-- Start Input rows --

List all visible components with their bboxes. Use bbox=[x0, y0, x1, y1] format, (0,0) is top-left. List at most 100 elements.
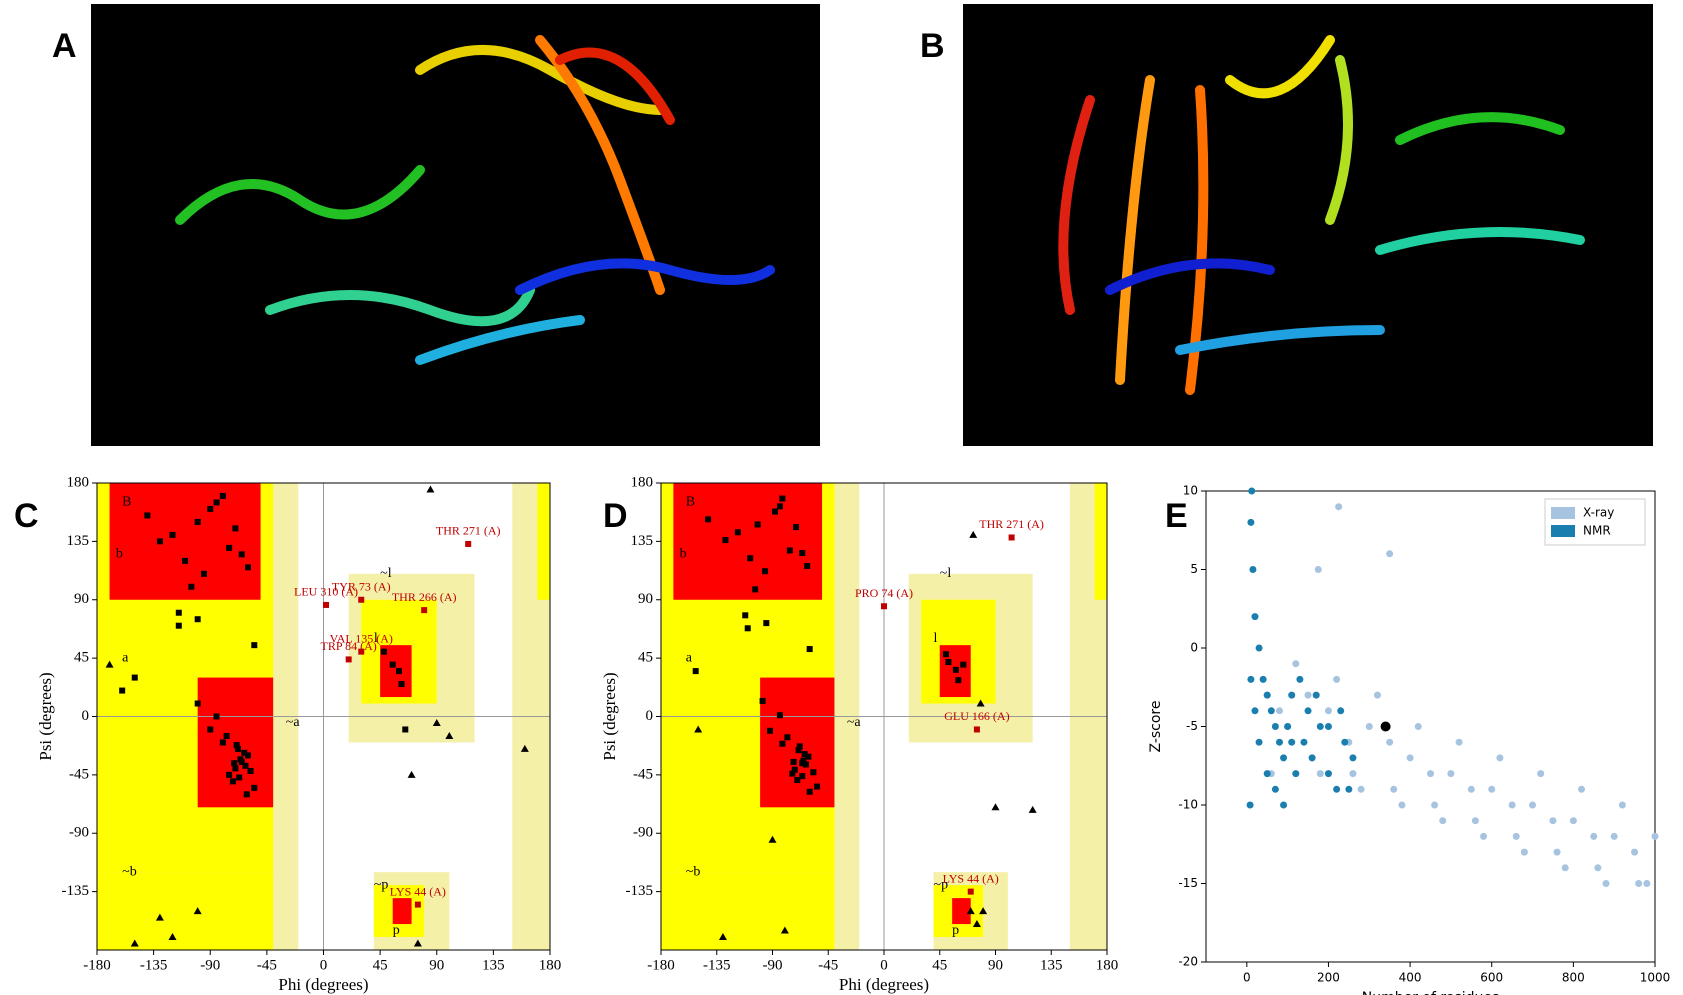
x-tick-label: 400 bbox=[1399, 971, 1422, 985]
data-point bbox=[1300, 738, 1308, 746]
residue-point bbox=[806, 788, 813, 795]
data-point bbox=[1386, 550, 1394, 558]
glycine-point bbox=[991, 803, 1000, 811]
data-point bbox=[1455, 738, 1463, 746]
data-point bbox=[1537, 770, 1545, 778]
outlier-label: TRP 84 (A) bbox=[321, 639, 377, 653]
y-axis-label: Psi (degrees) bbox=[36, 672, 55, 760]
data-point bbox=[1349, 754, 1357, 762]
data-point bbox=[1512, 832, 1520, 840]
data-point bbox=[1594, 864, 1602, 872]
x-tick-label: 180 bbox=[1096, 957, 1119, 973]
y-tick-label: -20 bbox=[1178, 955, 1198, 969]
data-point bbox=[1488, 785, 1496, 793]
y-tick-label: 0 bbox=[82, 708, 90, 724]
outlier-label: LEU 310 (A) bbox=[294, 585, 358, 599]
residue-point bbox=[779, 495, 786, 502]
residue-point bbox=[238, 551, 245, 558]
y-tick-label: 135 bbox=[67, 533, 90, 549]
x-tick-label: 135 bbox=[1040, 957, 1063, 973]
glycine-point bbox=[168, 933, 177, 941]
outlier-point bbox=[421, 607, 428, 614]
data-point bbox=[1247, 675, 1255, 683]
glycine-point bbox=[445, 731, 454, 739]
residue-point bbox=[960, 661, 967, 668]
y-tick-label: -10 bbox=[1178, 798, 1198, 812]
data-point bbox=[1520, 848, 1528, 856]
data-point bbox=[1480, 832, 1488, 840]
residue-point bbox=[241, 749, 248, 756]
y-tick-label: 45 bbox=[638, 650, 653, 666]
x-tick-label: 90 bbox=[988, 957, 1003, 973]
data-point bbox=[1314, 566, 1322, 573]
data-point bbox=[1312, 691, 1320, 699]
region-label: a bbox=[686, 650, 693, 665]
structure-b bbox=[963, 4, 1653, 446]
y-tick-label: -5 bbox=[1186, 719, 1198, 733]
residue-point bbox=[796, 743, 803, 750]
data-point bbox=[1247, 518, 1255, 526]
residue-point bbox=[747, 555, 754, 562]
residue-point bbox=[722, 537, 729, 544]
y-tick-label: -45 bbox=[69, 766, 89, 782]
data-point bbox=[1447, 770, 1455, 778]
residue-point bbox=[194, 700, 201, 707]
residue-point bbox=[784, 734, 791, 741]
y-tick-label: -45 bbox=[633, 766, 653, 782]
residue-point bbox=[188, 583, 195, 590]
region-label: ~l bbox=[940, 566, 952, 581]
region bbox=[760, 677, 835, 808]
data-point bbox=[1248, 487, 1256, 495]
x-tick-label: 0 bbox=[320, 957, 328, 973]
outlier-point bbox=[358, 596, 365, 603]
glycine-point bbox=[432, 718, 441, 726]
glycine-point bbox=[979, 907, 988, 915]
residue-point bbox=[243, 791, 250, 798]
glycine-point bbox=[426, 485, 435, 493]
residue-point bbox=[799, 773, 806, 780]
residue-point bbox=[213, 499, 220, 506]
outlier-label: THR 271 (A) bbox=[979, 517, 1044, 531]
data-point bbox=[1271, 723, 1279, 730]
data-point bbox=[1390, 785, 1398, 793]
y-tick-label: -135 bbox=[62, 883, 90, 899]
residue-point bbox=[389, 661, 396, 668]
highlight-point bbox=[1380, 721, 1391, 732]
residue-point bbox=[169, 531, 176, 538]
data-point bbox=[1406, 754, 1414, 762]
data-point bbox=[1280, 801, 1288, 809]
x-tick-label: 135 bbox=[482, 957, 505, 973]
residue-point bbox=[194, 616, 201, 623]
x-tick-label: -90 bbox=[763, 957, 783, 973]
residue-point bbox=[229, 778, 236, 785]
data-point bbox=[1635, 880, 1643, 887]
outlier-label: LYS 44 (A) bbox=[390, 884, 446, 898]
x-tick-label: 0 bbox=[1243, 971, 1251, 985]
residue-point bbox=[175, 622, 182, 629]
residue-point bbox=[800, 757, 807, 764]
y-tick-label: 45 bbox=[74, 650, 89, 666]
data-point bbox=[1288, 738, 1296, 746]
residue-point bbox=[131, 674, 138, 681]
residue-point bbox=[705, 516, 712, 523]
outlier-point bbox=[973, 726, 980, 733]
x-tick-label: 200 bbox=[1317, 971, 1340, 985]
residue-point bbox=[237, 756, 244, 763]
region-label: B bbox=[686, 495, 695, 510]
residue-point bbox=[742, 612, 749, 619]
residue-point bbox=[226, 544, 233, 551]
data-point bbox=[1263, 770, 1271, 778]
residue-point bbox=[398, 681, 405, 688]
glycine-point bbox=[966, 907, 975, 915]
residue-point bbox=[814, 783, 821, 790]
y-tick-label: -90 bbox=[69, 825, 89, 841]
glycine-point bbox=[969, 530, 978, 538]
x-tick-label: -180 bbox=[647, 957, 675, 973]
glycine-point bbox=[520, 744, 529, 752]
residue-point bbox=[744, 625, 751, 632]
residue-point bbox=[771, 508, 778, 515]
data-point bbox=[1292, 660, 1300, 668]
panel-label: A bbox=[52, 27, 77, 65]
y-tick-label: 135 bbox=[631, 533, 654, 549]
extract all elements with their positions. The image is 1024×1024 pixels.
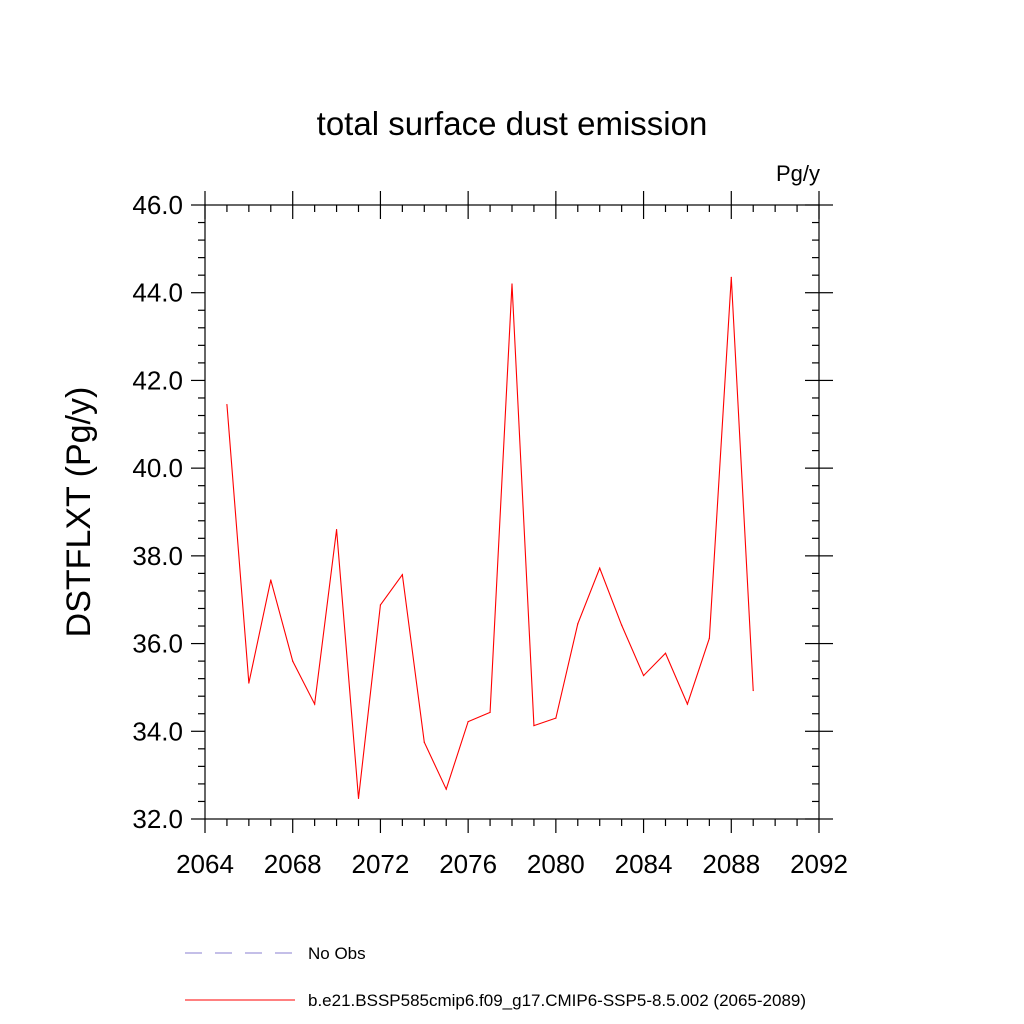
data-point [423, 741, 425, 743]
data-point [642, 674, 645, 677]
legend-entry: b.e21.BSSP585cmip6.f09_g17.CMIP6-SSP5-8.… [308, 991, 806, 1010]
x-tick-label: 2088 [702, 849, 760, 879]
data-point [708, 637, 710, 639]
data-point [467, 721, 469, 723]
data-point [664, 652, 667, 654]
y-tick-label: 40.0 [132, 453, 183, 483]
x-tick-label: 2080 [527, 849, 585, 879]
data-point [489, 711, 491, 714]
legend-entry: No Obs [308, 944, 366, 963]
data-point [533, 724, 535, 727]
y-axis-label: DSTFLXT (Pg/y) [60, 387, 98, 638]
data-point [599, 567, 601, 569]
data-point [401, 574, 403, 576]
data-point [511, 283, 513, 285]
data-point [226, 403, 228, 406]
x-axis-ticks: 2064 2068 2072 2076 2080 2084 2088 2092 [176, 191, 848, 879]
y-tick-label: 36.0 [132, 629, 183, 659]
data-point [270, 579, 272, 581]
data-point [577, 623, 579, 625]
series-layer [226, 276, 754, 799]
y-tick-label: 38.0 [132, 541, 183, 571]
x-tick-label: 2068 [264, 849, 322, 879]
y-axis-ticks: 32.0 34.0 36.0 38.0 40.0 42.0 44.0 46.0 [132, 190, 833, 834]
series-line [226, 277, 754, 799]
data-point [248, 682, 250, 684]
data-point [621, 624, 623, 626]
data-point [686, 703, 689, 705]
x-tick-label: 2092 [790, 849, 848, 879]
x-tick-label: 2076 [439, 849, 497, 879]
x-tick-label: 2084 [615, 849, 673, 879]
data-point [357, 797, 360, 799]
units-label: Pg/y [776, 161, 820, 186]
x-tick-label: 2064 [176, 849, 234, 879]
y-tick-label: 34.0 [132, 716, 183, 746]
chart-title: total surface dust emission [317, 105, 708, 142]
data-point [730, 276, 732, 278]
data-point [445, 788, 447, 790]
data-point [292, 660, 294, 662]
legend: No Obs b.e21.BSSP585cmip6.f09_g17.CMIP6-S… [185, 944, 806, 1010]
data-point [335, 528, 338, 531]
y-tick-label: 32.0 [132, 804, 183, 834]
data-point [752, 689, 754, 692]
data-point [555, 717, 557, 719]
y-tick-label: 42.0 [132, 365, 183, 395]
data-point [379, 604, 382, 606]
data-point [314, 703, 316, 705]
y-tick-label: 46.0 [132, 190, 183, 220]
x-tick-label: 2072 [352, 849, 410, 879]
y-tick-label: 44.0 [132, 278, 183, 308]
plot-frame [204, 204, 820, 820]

-- End Input rows --

→ Problem description
Please repeat the part of the rows that opens with the line containing "data-point [423, 741, 425, 743]" and closes with the line containing "y-tick-label: 34.0 [132, 716, 183, 746]", both of those lines included.

→ Output below
data-point [423, 741, 425, 743]
data-point [642, 674, 645, 677]
legend-entry: b.e21.BSSP585cmip6.f09_g17.CMIP6-SSP5-8.… [308, 991, 806, 1010]
x-tick-label: 2088 [702, 849, 760, 879]
data-point [708, 637, 710, 639]
data-point [467, 721, 469, 723]
data-point [664, 652, 667, 654]
y-tick-label: 40.0 [132, 453, 183, 483]
x-tick-label: 2080 [527, 849, 585, 879]
data-point [489, 711, 491, 714]
legend-entry: No Obs [308, 944, 366, 963]
data-point [533, 724, 535, 727]
y-axis-label: DSTFLXT (Pg/y) [60, 387, 98, 638]
data-point [599, 567, 601, 569]
data-point [401, 574, 403, 576]
data-point [511, 283, 513, 285]
data-point [226, 403, 228, 406]
x-axis-ticks: 2064 2068 2072 2076 2080 2084 2088 2092 [176, 191, 848, 879]
y-tick-label: 36.0 [132, 629, 183, 659]
data-point [270, 579, 272, 581]
data-point [577, 623, 579, 625]
series-layer [226, 276, 754, 799]
y-tick-label: 38.0 [132, 541, 183, 571]
x-tick-label: 2068 [264, 849, 322, 879]
y-axis-ticks: 32.0 34.0 36.0 38.0 40.0 42.0 44.0 46.0 [132, 190, 833, 834]
series-line [226, 277, 754, 799]
data-point [248, 682, 250, 684]
data-point [621, 624, 623, 626]
data-point [686, 703, 689, 705]
x-tick-label: 2092 [790, 849, 848, 879]
x-tick-label: 2076 [439, 849, 497, 879]
x-tick-label: 2084 [615, 849, 673, 879]
data-point [357, 797, 360, 799]
units-label: Pg/y [776, 161, 820, 186]
x-tick-label: 2064 [176, 849, 234, 879]
y-tick-label: 34.0 [132, 716, 183, 746]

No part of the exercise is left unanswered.